··· SUPPLIED DATA ···
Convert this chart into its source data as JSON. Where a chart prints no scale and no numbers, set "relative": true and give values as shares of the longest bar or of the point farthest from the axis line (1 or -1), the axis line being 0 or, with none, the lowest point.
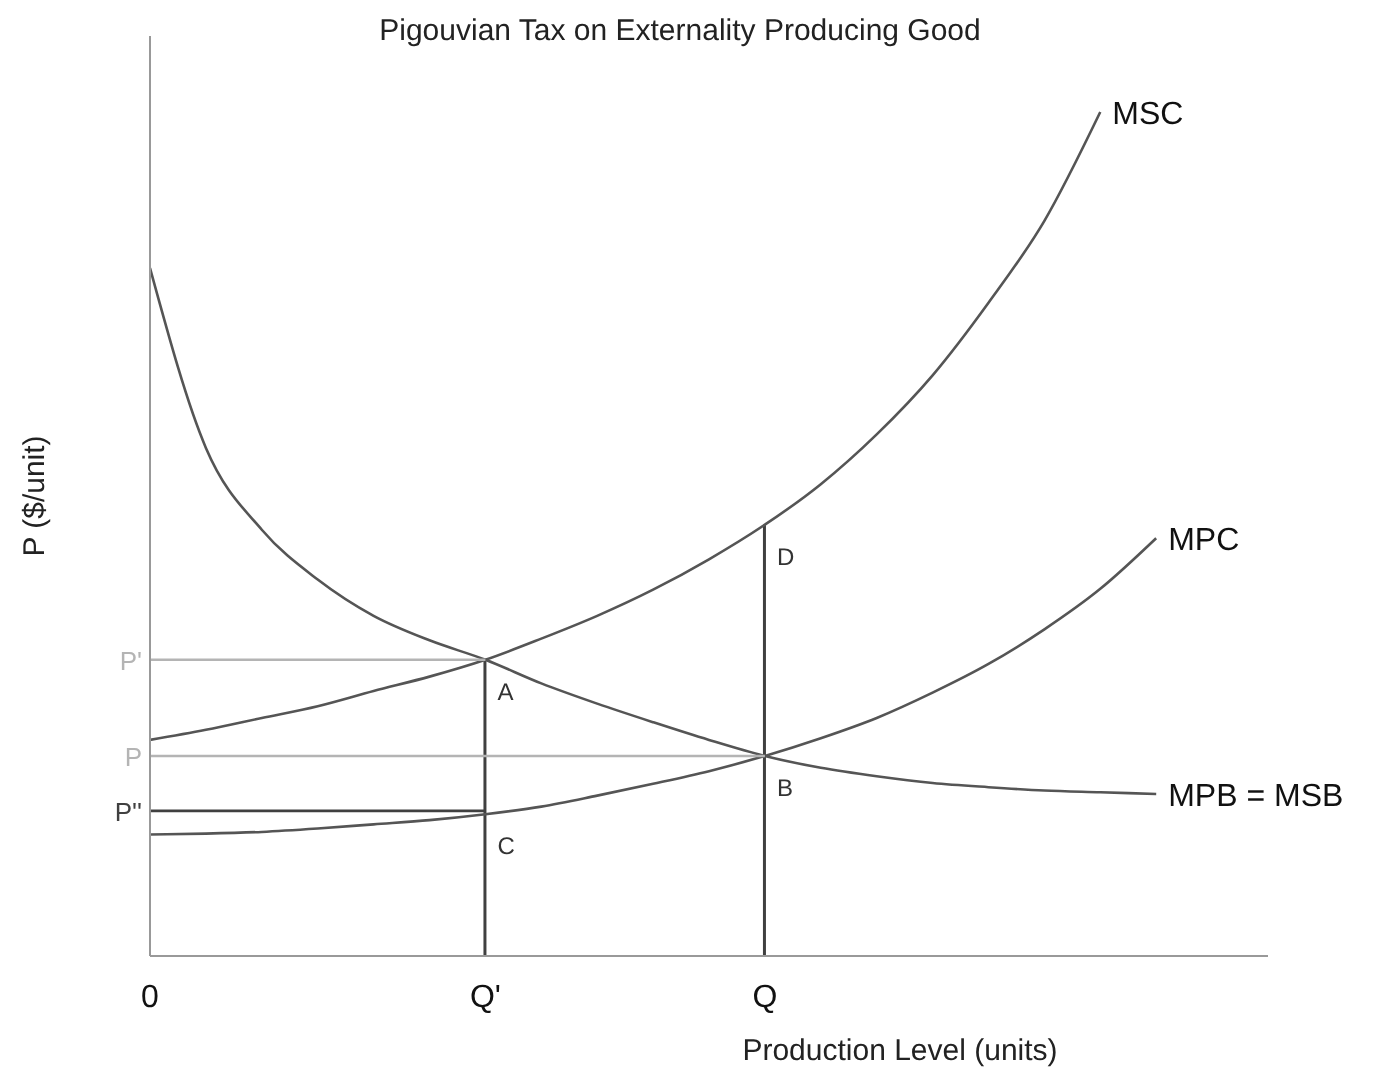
{
  "chart_data": {
    "type": "line",
    "title": "Pigouvian Tax on Externality Producing Good",
    "xlabel": "Production Level (units)",
    "ylabel": "P ($/unit)",
    "relative": true,
    "categories": [
      "0",
      null,
      null,
      null,
      null,
      null,
      "Q'",
      null,
      null,
      null,
      null,
      "Q",
      null,
      null,
      null,
      null,
      null,
      null,
      null,
      null,
      null
    ],
    "marker": "none",
    "line_style": "solid",
    "series": [
      {
        "name": "MSC",
        "color": "#555555",
        "values": [
          0.256,
          0.268,
          0.282,
          0.296,
          0.314,
          0.331,
          0.351,
          0.376,
          0.403,
          0.434,
          0.47,
          0.511,
          0.559,
          0.618,
          0.688,
          0.774,
          0.871,
          1,
          null,
          null,
          null
        ]
      },
      {
        "name": "MPC",
        "color": "#555555",
        "values": [
          0.144,
          0.145,
          0.147,
          0.151,
          0.156,
          0.161,
          0.168,
          0.177,
          0.19,
          0.204,
          0.219,
          0.237,
          0.258,
          0.282,
          0.312,
          0.346,
          0.387,
          0.435,
          0.495,
          null,
          null
        ]
      },
      {
        "name": "MPB = MSB",
        "color": "#555555",
        "values": [
          0.815,
          0.602,
          0.505,
          0.446,
          0.403,
          0.374,
          0.351,
          0.323,
          0.299,
          0.277,
          0.256,
          0.237,
          0.223,
          0.213,
          0.205,
          0.2,
          0.196,
          0.194,
          0.192,
          null,
          null
        ]
      },
      {
        "name": "P'",
        "color": "#b4b4b4",
        "values": [
          0.351,
          0.351,
          0.351,
          0.351,
          0.351,
          0.351,
          0.351,
          null,
          null,
          null,
          null,
          null,
          null,
          null,
          null,
          null,
          null,
          null,
          null,
          null,
          null
        ]
      },
      {
        "name": "P",
        "color": "#b4b4b4",
        "values": [
          0.237,
          0.237,
          0.237,
          0.237,
          0.237,
          0.237,
          0.237,
          0.237,
          0.237,
          0.237,
          0.237,
          0.237,
          null,
          null,
          null,
          null,
          null,
          null,
          null,
          null,
          null
        ]
      },
      {
        "name": "P''",
        "color": "#404040",
        "values": [
          0.172,
          0.172,
          0.172,
          0.172,
          0.172,
          0.172,
          0.172,
          null,
          null,
          null,
          null,
          null,
          null,
          null,
          null,
          null,
          null,
          null,
          null,
          null,
          null
        ]
      },
      {
        "type": "bar",
        "color": "#404040",
        "values": [
          null,
          null,
          null,
          null,
          null,
          null,
          0.351,
          null,
          null,
          null,
          null,
          0.511,
          null,
          null,
          null,
          null,
          null,
          null,
          null,
          null,
          null
        ]
      }
    ],
    "annotations": [
      {
        "text": "A",
        "x": "Q'",
        "y": 0.351
      },
      {
        "text": "B",
        "x": "Q",
        "y": 0.237
      },
      {
        "text": "C",
        "x": "Q'",
        "y": 0.168
      },
      {
        "text": "D",
        "x": "Q",
        "y": 0.511
      }
    ]
  }
}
···
# THE TASK:
Copy every line of the data word for word, omitting the images.

# RIGHT ANSWER:
Convert this chart into its source data as JSON. Where a chart prints no scale and no numbers, set "relative": true and give values as shares of the longest bar or of the point farthest from the axis line (1 or -1), the axis line being 0 or, with none, the lowest point.
{
  "chart_data": {
    "type": "line",
    "title": "Pigouvian Tax on Externality Producing Good",
    "xlabel": "Production Level (units)",
    "ylabel": "P ($/unit)",
    "relative": true,
    "categories": [
      "0",
      null,
      null,
      null,
      null,
      null,
      "Q'",
      null,
      null,
      null,
      null,
      "Q",
      null,
      null,
      null,
      null,
      null,
      null,
      null,
      null,
      null
    ],
    "marker": "none",
    "line_style": "solid",
    "series": [
      {
        "name": "MSC",
        "color": "#555555",
        "values": [
          0.256,
          0.268,
          0.282,
          0.296,
          0.314,
          0.331,
          0.351,
          0.376,
          0.403,
          0.434,
          0.47,
          0.511,
          0.559,
          0.618,
          0.688,
          0.774,
          0.871,
          1,
          null,
          null,
          null
        ]
      },
      {
        "name": "MPC",
        "color": "#555555",
        "values": [
          0.144,
          0.145,
          0.147,
          0.151,
          0.156,
          0.161,
          0.168,
          0.177,
          0.19,
          0.204,
          0.219,
          0.237,
          0.258,
          0.282,
          0.312,
          0.346,
          0.387,
          0.435,
          0.495,
          null,
          null
        ]
      },
      {
        "name": "MPB = MSB",
        "color": "#555555",
        "values": [
          0.815,
          0.602,
          0.505,
          0.446,
          0.403,
          0.374,
          0.351,
          0.323,
          0.299,
          0.277,
          0.256,
          0.237,
          0.223,
          0.213,
          0.205,
          0.2,
          0.196,
          0.194,
          0.192,
          null,
          null
        ]
      },
      {
        "name": "P'",
        "color": "#b4b4b4",
        "values": [
          0.351,
          0.351,
          0.351,
          0.351,
          0.351,
          0.351,
          0.351,
          null,
          null,
          null,
          null,
          null,
          null,
          null,
          null,
          null,
          null,
          null,
          null,
          null,
          null
        ]
      },
      {
        "name": "P",
        "color": "#b4b4b4",
        "values": [
          0.237,
          0.237,
          0.237,
          0.237,
          0.237,
          0.237,
          0.237,
          0.237,
          0.237,
          0.237,
          0.237,
          0.237,
          null,
          null,
          null,
          null,
          null,
          null,
          null,
          null,
          null
        ]
      },
      {
        "name": "P''",
        "color": "#404040",
        "values": [
          0.172,
          0.172,
          0.172,
          0.172,
          0.172,
          0.172,
          0.172,
          null,
          null,
          null,
          null,
          null,
          null,
          null,
          null,
          null,
          null,
          null,
          null,
          null,
          null
        ]
      },
      {
        "type": "bar",
        "color": "#404040",
        "values": [
          null,
          null,
          null,
          null,
          null,
          null,
          0.351,
          null,
          null,
          null,
          null,
          0.511,
          null,
          null,
          null,
          null,
          null,
          null,
          null,
          null,
          null
        ]
      }
    ],
    "annotations": [
      {
        "text": "A",
        "x": "Q'",
        "y": 0.351
      },
      {
        "text": "B",
        "x": "Q",
        "y": 0.237
      },
      {
        "text": "C",
        "x": "Q'",
        "y": 0.168
      },
      {
        "text": "D",
        "x": "Q",
        "y": 0.511
      }
    ]
  }
}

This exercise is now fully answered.